[Start Stored data]
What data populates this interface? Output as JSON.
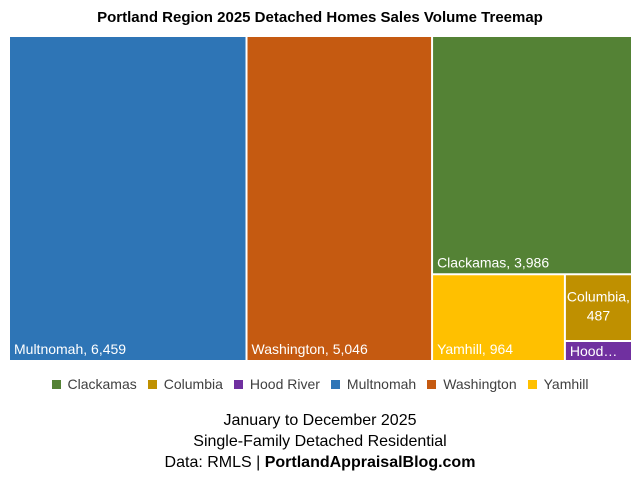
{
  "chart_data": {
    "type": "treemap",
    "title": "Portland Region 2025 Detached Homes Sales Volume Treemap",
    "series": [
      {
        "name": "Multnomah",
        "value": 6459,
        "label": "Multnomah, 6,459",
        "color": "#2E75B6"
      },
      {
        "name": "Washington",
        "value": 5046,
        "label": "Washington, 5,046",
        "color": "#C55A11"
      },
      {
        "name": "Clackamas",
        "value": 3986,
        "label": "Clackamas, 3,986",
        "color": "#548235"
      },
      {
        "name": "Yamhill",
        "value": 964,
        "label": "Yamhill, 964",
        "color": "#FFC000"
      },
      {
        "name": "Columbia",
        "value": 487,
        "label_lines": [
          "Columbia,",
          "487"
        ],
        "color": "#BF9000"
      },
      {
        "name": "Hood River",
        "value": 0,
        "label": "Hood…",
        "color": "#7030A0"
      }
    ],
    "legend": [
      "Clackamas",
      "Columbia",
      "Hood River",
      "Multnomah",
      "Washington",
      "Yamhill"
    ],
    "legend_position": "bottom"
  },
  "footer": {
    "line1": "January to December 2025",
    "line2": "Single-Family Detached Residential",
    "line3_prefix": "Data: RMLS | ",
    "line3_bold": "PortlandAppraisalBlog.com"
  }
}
[End Stored data]
Problem to solve -> State how many lines in the records above contain the word "Multnomah", and give only that number.

Complete output -> 3